__Work instructions__.
Collect each line holding the string "Consumer".

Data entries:

***

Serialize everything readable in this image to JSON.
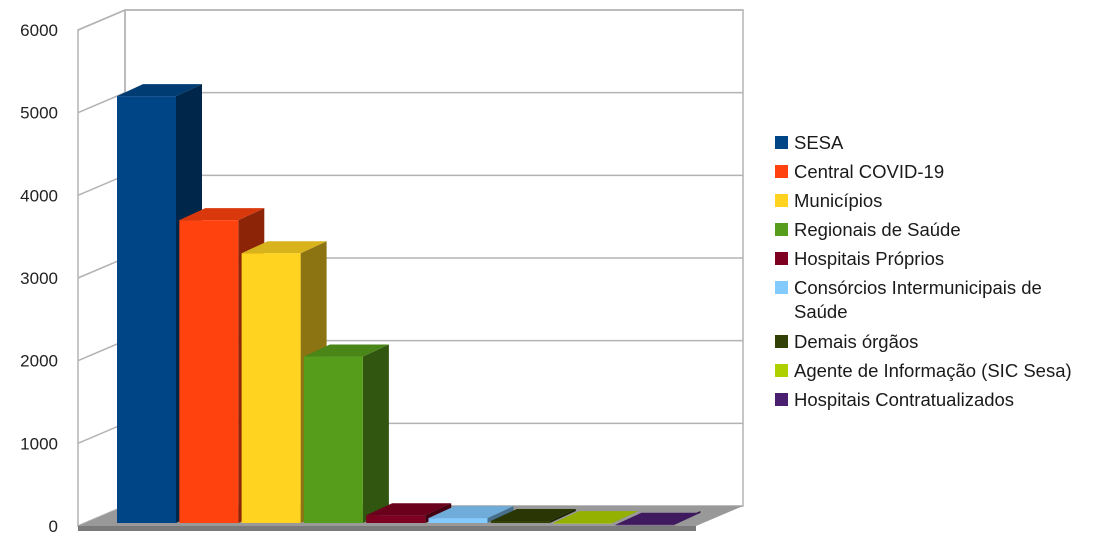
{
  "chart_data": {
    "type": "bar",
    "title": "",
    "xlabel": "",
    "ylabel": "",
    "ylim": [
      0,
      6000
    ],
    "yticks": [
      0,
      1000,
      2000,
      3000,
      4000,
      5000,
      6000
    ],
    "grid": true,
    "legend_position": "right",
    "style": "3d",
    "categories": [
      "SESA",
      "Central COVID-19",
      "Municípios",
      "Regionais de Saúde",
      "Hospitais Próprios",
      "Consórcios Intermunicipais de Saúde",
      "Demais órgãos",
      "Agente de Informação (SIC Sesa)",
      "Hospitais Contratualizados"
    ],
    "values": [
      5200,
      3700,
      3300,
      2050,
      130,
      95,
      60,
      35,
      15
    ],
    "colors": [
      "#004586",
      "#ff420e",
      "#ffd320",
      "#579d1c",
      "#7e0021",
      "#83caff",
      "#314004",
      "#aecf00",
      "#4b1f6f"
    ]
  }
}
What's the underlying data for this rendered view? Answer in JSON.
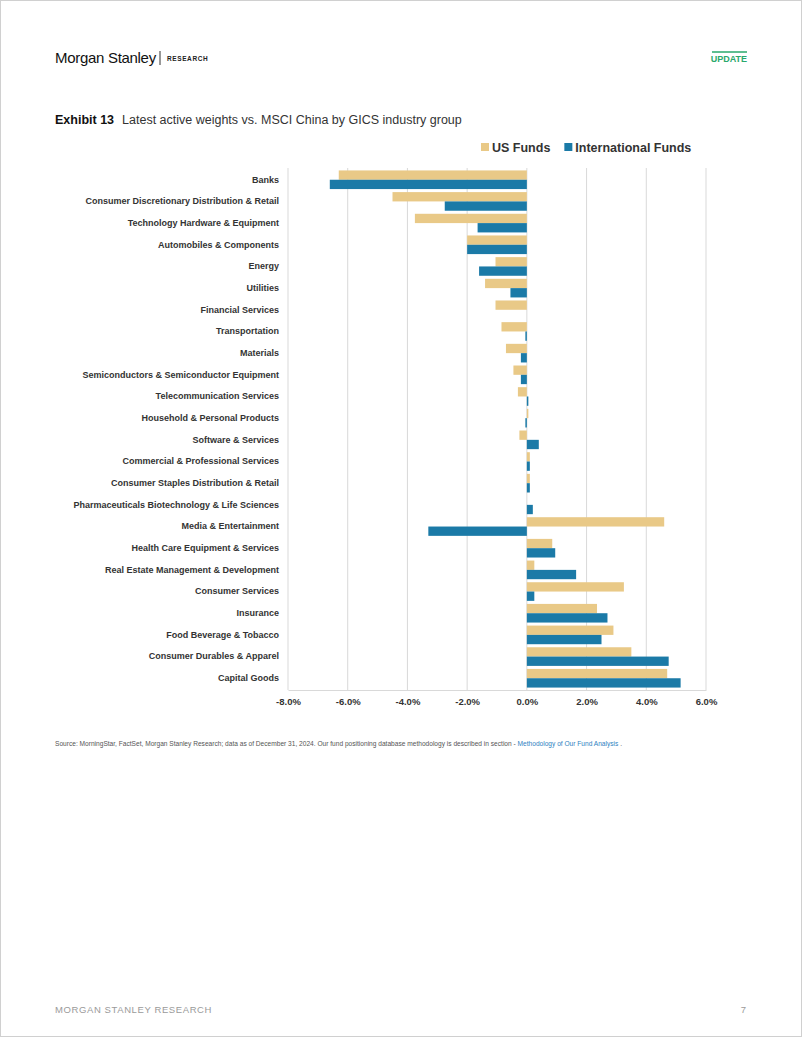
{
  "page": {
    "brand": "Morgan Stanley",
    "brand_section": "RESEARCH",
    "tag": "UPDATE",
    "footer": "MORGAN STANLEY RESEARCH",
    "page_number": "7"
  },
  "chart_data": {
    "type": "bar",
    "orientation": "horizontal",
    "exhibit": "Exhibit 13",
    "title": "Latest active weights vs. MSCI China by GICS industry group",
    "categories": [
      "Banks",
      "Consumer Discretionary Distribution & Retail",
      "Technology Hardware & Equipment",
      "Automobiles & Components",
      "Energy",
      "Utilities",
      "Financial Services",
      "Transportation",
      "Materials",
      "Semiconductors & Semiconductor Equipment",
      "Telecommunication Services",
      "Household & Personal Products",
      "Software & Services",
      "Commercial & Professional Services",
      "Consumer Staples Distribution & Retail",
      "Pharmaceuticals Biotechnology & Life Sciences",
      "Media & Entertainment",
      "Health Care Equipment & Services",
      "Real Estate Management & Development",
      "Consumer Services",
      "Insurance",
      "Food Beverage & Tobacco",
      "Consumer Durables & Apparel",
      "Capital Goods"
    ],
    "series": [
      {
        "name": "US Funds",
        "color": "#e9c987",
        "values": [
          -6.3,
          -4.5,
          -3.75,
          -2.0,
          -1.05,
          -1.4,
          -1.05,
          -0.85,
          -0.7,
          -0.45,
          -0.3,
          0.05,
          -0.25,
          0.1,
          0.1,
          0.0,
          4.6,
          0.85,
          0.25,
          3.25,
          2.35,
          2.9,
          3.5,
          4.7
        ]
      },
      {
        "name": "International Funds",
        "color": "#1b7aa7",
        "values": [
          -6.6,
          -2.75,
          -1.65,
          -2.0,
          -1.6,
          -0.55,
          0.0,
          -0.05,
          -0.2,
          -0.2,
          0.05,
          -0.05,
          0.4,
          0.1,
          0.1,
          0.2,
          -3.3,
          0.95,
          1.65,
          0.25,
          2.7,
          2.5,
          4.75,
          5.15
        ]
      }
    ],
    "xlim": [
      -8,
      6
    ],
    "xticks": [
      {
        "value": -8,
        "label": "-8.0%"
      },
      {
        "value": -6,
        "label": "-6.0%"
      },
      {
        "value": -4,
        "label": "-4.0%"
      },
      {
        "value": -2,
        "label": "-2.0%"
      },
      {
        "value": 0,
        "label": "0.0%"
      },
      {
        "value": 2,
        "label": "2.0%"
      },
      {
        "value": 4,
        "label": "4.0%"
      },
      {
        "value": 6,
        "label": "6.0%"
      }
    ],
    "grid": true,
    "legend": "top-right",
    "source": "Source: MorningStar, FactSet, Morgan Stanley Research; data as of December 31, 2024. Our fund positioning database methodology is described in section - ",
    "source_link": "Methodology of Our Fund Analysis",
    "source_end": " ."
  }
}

***

__Correct answer__.
      "Consumer Discretionary Distribution & Retail",
      "Consumer Staples Distribution & Retail",
      "Consumer Services",
      "Consumer Durables & Apparel",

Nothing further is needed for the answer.